[Rows from a figure dataset]
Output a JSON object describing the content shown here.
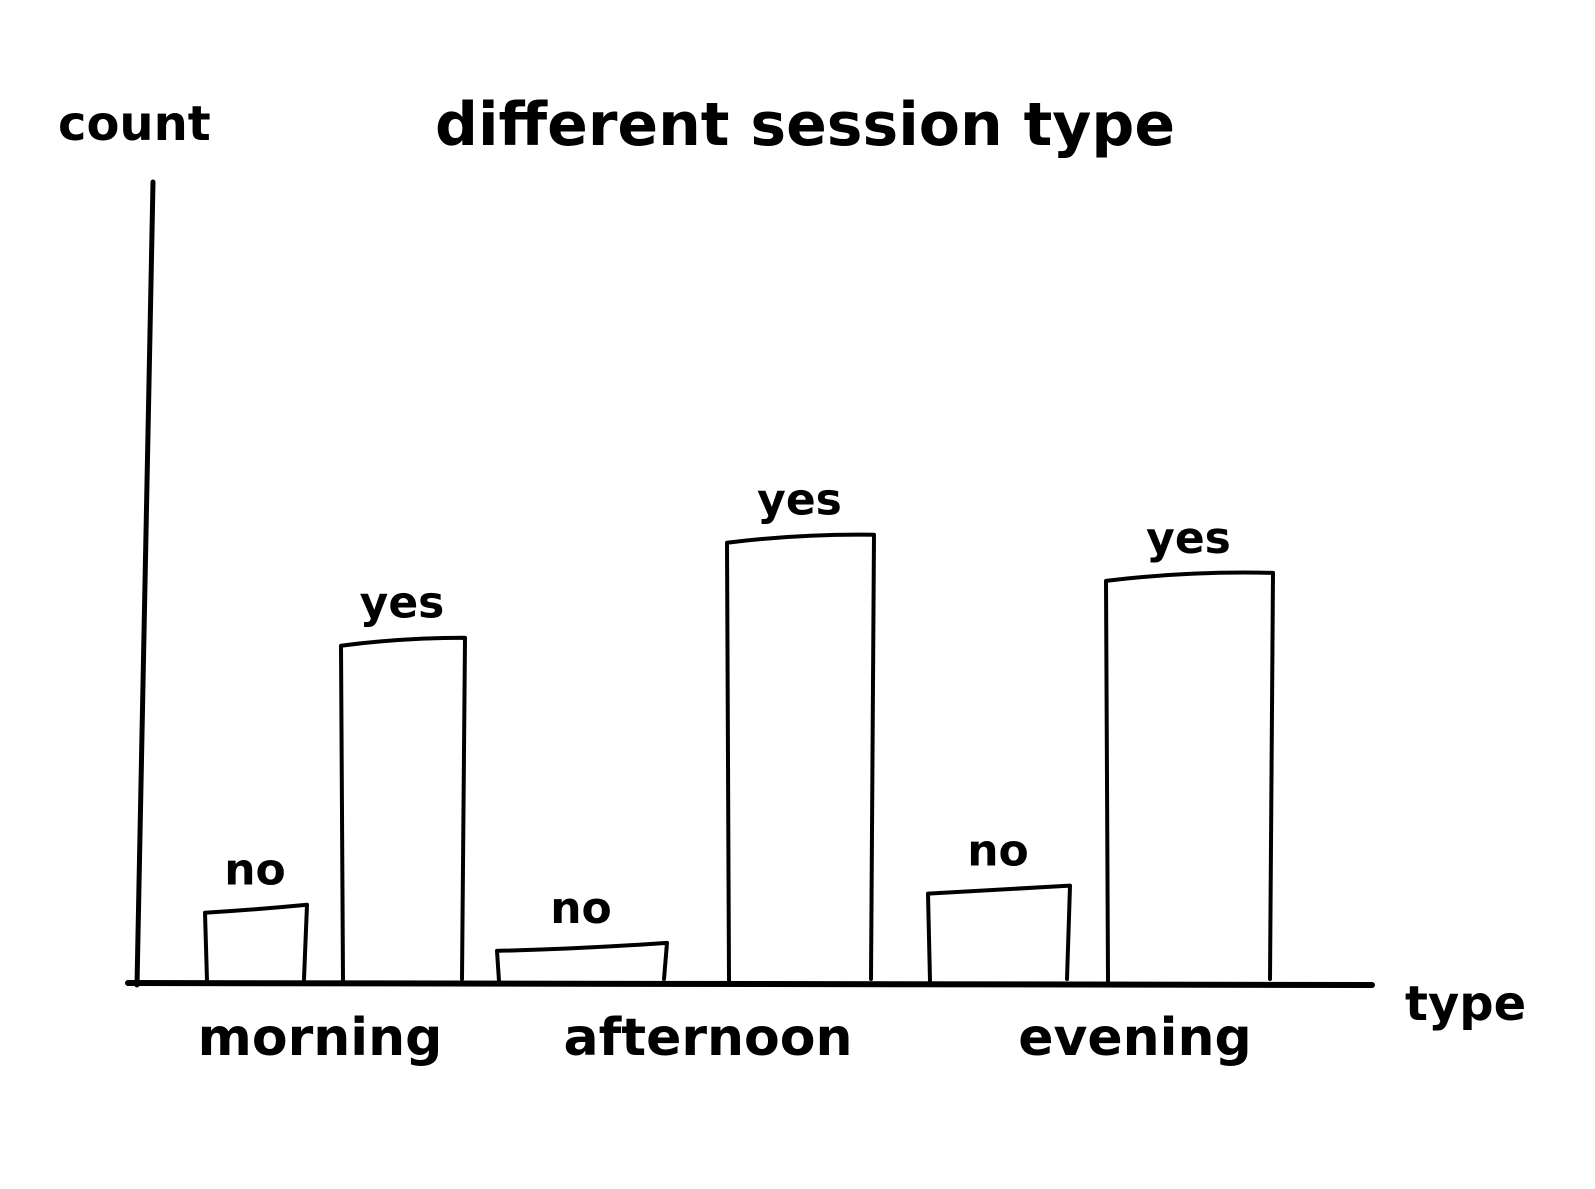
{
  "chart_data": {
    "type": "bar",
    "title": "different session type",
    "xlabel": "type",
    "ylabel": "count",
    "categories": [
      "morning",
      "afternoon",
      "evening"
    ],
    "series": [
      {
        "name": "no",
        "values": [
          2,
          1,
          2.5
        ]
      },
      {
        "name": "yes",
        "values": [
          9,
          11.7,
          10.7
        ]
      }
    ],
    "ylim": [
      0,
      21
    ],
    "grid": false,
    "style": "hand-drawn sketch",
    "colors": {
      "ink": "#000000",
      "background": "#ffffff"
    }
  }
}
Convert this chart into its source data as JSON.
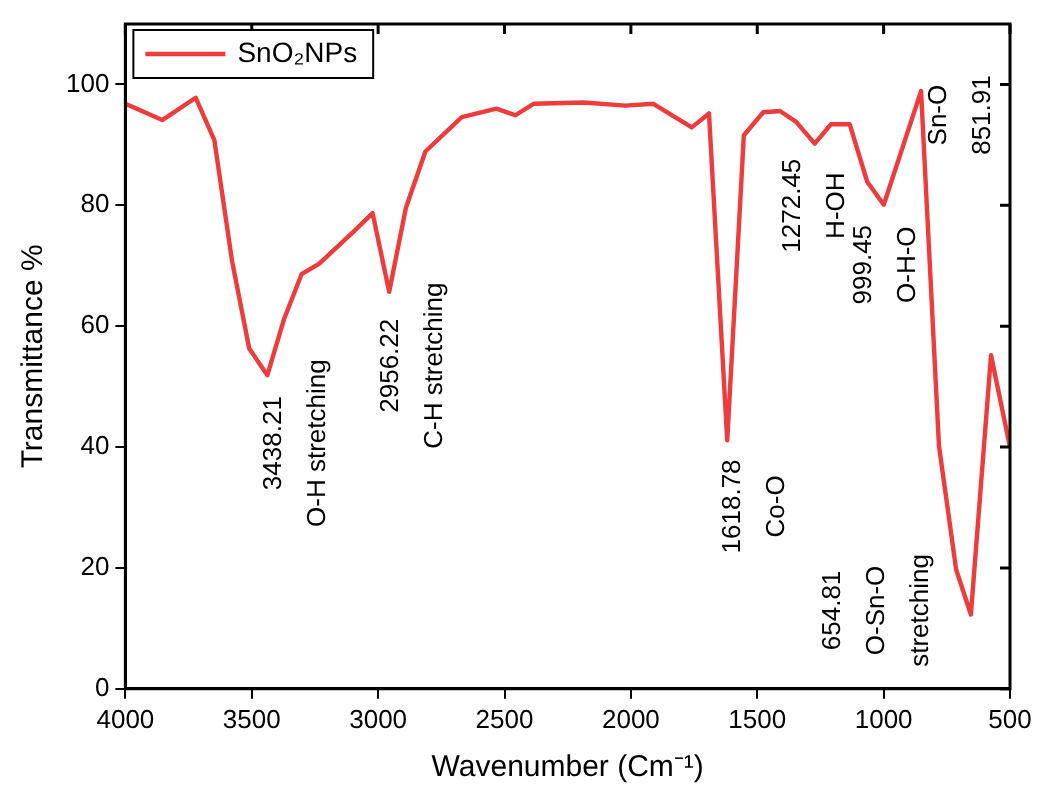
{
  "chart_data": {
    "type": "line",
    "xlabel": "Wavenumber (Cm⁻¹)",
    "ylabel": "Transmittance %",
    "xlim": [
      4000,
      500
    ],
    "xticks": [
      4000,
      3500,
      3000,
      2500,
      2000,
      1500,
      1000,
      500
    ],
    "ylim": [
      0,
      110
    ],
    "yticks": [
      0,
      20,
      40,
      60,
      80,
      100
    ],
    "grid": false,
    "legend": "top left",
    "marker": "none",
    "line_style": "solid",
    "series": [
      {
        "name": "SnO₂NPs",
        "color": "#ee3b3b",
        "x": [
          4000,
          3854,
          3722,
          3648,
          3578,
          3510,
          3438.21,
          3372,
          3303,
          3234,
          3096,
          3022,
          2956.22,
          2890,
          2813,
          2669,
          2532,
          2457,
          2385,
          2187,
          2021,
          1911,
          1759,
          1691,
          1618.78,
          1553,
          1476,
          1410,
          1346,
          1272.45,
          1209,
          1134,
          1065,
          999.45,
          851.91,
          781,
          713,
          654.81,
          575,
          500
        ],
        "values": [
          96.8,
          94.1,
          97.8,
          90.8,
          70.8,
          56.3,
          51.9,
          61.2,
          68.6,
          70.3,
          75.7,
          78.7,
          65.7,
          79.6,
          88.9,
          94.6,
          96,
          94.9,
          96.8,
          97,
          96.5,
          96.8,
          92.9,
          95.2,
          41.1,
          91.6,
          95.4,
          95.6,
          93.8,
          90.2,
          93.4,
          93.4,
          83.9,
          80.1,
          98.9,
          40.2,
          19.7,
          12.3,
          55.2,
          40
        ]
      }
    ],
    "annotations": [
      {
        "text": "3438.21\nO-H stretching",
        "x": 3438.21,
        "y": 51.9
      },
      {
        "text": "2956.22\nC-H stretching",
        "x": 2956.22,
        "y": 65.7
      },
      {
        "text": "1618.78\nCo-O",
        "x": 1618.78,
        "y": 41.1
      },
      {
        "text": "1272.45\nH-OH",
        "x": 1272.45,
        "y": 90.2
      },
      {
        "text": "999.45\nO-H-O",
        "x": 999.45,
        "y": 80.1
      },
      {
        "text": "Sn-O\n851.91",
        "x": 851.91,
        "y": 98.9
      },
      {
        "text": "654.81\nO-Sn-O\nstretching",
        "x": 654.81,
        "y": 12.3
      }
    ]
  }
}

*Instruction*.
Give solely the number of lines in the data that contain the string "JSON".

*Result of the task*.
2